*DESCRIPTION OF THE TASK:* Output the records exactly as they appear, with no pictures included.

*Stored records:*
-- Begin --

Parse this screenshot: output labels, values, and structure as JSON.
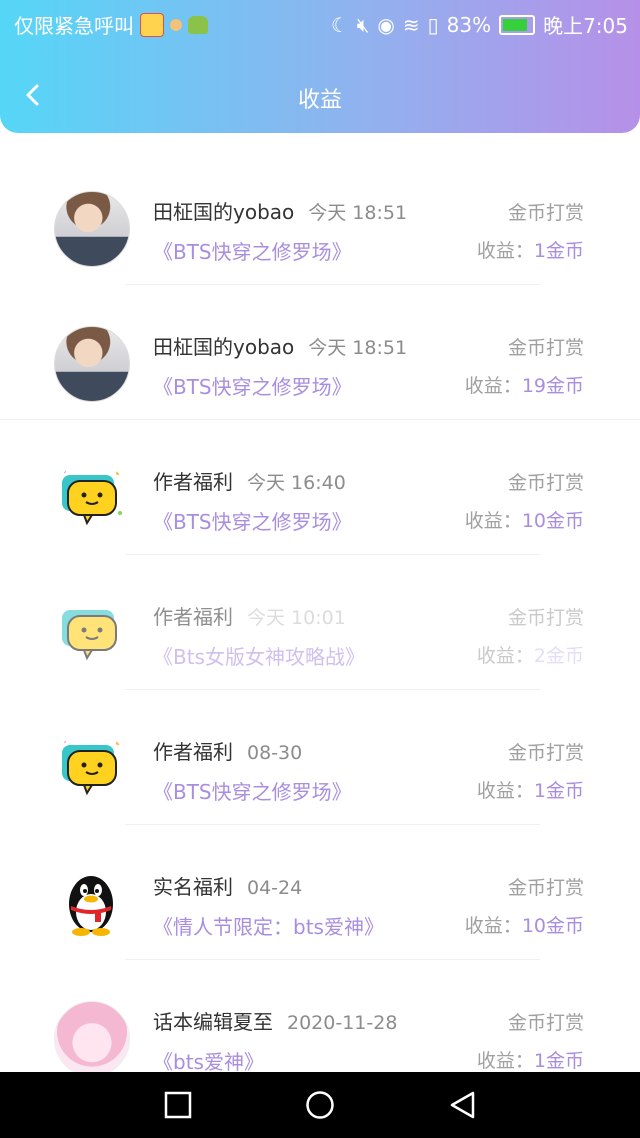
{
  "status_bar": {
    "left_text": "仅限紧急呼叫",
    "battery": "83%",
    "time": "晚上7:05"
  },
  "header": {
    "title": "收益"
  },
  "records": [
    {
      "name": "田柾国的yobao",
      "time": "今天 18:51",
      "tag": "金币打赏",
      "book": "《BTS快穿之修罗场》",
      "earn_label": "收益：",
      "earn_amount": "1金币",
      "avatar": "person-photo"
    },
    {
      "name": "田柾国的yobao",
      "time": "今天 18:51",
      "tag": "金币打赏",
      "book": "《BTS快穿之修罗场》",
      "earn_label": "收益：",
      "earn_amount": "19金币",
      "avatar": "person-photo"
    },
    {
      "name": "作者福利",
      "time": "今天 16:40",
      "tag": "金币打赏",
      "book": "《BTS快穿之修罗场》",
      "earn_label": "收益：",
      "earn_amount": "10金币",
      "avatar": "chat-bubble"
    },
    {
      "name": "作者福利",
      "time": "今天 10:01",
      "tag": "金币打赏",
      "book": "《Bts女版女神攻略战》",
      "earn_label": "收益：",
      "earn_amount": "2金币",
      "avatar": "chat-bubble"
    },
    {
      "name": "作者福利",
      "time": "08-30",
      "tag": "金币打赏",
      "book": "《BTS快穿之修罗场》",
      "earn_label": "收益：",
      "earn_amount": "1金币",
      "avatar": "chat-bubble"
    },
    {
      "name": "实名福利",
      "time": "04-24",
      "tag": "金币打赏",
      "book": "《情人节限定：bts爱神》",
      "earn_label": "收益：",
      "earn_amount": "10金币",
      "avatar": "qq-penguin"
    },
    {
      "name": "话本编辑夏至",
      "time": "2020-11-28",
      "tag": "金币打赏",
      "book": "《bts爱神》",
      "earn_label": "收益：",
      "earn_amount": "1金币",
      "avatar": "anime-girl"
    }
  ],
  "colors": {
    "accent": "#a98ee0",
    "header_start": "#55d6f7",
    "header_end": "#b690e8"
  }
}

-- End --

*SOLUTION TO THIS EXERCISE:*
Parse this screenshot: output labels, values, and structure as JSON.
{
  "status_bar": {
    "left_text": "仅限紧急呼叫",
    "battery": "83%",
    "time": "晚上7:05"
  },
  "header": {
    "title": "收益"
  },
  "records": [
    {
      "name": "田柾国的yobao",
      "time": "今天 18:51",
      "tag": "金币打赏",
      "book": "《BTS快穿之修罗场》",
      "earn_label": "收益：",
      "earn_amount": "1金币",
      "avatar": "person-photo"
    },
    {
      "name": "田柾国的yobao",
      "time": "今天 18:51",
      "tag": "金币打赏",
      "book": "《BTS快穿之修罗场》",
      "earn_label": "收益：",
      "earn_amount": "19金币",
      "avatar": "person-photo"
    },
    {
      "name": "作者福利",
      "time": "今天 16:40",
      "tag": "金币打赏",
      "book": "《BTS快穿之修罗场》",
      "earn_label": "收益：",
      "earn_amount": "10金币",
      "avatar": "chat-bubble"
    },
    {
      "name": "作者福利",
      "time": "今天 10:01",
      "tag": "金币打赏",
      "book": "《Bts女版女神攻略战》",
      "earn_label": "收益：",
      "earn_amount": "2金币",
      "avatar": "chat-bubble"
    },
    {
      "name": "作者福利",
      "time": "08-30",
      "tag": "金币打赏",
      "book": "《BTS快穿之修罗场》",
      "earn_label": "收益：",
      "earn_amount": "1金币",
      "avatar": "chat-bubble"
    },
    {
      "name": "实名福利",
      "time": "04-24",
      "tag": "金币打赏",
      "book": "《情人节限定：bts爱神》",
      "earn_label": "收益：",
      "earn_amount": "10金币",
      "avatar": "qq-penguin"
    },
    {
      "name": "话本编辑夏至",
      "time": "2020-11-28",
      "tag": "金币打赏",
      "book": "《bts爱神》",
      "earn_label": "收益：",
      "earn_amount": "1金币",
      "avatar": "anime-girl"
    }
  ],
  "colors": {
    "accent": "#a98ee0",
    "header_start": "#55d6f7",
    "header_end": "#b690e8"
  }
}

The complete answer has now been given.